▶ **The problem**
Scan the material for the word "gantry", and copy each line where it shows up.

Rows from a figure dataset:
* Begin *

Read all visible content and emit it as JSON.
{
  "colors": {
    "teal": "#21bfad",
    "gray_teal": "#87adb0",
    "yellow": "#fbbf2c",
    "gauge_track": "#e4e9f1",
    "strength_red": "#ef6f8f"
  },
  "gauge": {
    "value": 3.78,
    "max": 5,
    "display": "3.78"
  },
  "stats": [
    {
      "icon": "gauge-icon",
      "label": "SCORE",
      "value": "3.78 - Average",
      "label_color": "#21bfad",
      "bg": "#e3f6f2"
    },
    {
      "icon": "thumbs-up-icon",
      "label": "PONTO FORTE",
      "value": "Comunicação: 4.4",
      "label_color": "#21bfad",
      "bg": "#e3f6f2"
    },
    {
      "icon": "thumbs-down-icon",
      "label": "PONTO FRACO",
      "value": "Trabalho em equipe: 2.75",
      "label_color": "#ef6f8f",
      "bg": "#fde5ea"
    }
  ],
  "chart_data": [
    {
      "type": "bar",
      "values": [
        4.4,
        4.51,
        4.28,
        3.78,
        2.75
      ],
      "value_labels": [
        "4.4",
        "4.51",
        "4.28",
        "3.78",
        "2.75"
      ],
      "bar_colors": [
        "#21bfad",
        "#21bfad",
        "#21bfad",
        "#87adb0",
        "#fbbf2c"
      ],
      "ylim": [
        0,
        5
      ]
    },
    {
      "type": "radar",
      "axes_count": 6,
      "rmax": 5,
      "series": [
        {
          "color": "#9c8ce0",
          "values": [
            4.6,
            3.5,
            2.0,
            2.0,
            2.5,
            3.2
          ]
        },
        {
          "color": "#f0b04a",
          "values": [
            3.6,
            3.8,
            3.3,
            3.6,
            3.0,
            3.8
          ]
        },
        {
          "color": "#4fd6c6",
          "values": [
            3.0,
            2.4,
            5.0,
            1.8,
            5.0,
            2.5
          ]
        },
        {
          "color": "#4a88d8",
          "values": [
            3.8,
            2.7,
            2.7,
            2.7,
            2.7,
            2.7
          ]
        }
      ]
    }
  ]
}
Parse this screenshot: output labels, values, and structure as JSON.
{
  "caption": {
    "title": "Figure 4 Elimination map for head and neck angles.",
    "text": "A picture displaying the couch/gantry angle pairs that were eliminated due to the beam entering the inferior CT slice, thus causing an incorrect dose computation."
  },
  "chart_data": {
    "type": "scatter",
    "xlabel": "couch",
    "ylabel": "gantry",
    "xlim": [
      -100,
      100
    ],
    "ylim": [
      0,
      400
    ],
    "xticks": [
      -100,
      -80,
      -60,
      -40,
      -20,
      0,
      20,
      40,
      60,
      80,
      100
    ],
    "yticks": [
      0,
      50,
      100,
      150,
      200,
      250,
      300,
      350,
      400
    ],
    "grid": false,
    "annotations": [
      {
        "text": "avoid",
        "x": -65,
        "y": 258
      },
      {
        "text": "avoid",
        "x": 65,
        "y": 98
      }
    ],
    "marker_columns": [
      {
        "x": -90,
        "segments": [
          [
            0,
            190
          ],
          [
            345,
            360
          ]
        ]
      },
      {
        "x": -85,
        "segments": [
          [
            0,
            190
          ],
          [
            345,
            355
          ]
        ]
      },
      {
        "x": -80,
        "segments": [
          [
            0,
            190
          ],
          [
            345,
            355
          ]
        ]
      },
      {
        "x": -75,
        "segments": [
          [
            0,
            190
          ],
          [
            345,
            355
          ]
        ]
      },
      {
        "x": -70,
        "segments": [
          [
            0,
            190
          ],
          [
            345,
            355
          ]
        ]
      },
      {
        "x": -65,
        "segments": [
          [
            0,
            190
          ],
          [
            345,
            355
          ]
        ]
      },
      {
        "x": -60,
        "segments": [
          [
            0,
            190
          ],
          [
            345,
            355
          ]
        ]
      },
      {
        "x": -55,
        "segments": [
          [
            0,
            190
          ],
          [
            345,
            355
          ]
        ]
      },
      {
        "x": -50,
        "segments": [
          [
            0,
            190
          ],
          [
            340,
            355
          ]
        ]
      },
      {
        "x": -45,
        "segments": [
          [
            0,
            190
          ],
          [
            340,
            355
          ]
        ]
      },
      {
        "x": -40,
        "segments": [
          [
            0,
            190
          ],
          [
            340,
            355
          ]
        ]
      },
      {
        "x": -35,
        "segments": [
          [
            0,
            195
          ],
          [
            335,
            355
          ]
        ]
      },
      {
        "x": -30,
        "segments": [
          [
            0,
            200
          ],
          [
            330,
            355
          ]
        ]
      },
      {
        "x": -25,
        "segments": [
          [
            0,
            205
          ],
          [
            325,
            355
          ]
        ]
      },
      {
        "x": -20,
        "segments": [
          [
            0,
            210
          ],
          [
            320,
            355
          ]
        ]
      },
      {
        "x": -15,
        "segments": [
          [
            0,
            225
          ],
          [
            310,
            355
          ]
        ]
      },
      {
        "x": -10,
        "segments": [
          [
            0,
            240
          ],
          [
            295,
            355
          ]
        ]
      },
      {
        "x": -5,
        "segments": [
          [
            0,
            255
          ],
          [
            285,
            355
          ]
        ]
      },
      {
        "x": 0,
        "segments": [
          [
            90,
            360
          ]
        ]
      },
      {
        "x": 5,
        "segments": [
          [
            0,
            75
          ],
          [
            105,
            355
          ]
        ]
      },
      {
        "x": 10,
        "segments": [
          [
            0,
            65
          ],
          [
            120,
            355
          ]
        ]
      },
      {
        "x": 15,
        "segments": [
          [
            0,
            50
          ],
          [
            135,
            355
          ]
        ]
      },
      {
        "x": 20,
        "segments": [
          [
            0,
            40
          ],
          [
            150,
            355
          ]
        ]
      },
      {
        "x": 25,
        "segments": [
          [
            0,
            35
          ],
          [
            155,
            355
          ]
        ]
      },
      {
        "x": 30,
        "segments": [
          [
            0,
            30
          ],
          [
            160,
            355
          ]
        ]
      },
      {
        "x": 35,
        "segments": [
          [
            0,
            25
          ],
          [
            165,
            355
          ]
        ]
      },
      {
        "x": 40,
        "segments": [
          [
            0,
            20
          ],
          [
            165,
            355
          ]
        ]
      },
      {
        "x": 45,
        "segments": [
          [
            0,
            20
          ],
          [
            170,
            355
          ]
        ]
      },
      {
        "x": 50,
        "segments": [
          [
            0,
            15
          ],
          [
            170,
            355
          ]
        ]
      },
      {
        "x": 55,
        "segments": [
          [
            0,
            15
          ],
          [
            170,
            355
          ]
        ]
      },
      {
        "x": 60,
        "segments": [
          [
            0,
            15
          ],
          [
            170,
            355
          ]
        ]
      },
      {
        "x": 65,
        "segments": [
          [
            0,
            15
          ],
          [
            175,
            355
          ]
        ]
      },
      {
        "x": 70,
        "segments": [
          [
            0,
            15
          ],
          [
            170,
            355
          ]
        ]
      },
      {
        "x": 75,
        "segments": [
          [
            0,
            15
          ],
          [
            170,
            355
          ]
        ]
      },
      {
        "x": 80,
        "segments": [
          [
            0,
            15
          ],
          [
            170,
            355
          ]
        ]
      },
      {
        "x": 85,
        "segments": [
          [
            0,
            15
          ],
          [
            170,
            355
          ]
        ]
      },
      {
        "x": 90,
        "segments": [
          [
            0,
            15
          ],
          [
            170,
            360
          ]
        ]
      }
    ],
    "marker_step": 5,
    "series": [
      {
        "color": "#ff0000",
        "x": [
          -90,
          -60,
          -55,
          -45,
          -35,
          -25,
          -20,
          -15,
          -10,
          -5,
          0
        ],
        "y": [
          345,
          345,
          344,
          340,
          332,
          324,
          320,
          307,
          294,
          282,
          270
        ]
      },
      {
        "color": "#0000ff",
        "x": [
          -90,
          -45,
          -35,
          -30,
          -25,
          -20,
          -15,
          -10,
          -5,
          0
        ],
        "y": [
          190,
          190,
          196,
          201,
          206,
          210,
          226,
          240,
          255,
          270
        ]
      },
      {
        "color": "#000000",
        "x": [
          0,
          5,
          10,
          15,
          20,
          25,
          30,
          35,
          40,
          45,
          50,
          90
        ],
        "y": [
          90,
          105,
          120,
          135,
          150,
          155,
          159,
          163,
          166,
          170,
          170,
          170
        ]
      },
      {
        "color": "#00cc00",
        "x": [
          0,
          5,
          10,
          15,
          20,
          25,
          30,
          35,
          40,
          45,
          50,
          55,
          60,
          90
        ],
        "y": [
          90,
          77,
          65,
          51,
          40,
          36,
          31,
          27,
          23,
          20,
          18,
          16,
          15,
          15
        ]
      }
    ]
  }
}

* End *

▶ **Worked answer**
    "text": "A picture displaying the couch/gantry angle pairs that were eliminated due to the beam entering the inferior CT slice, thus causing an incorrect dose computation."
    "ylabel": "gantry",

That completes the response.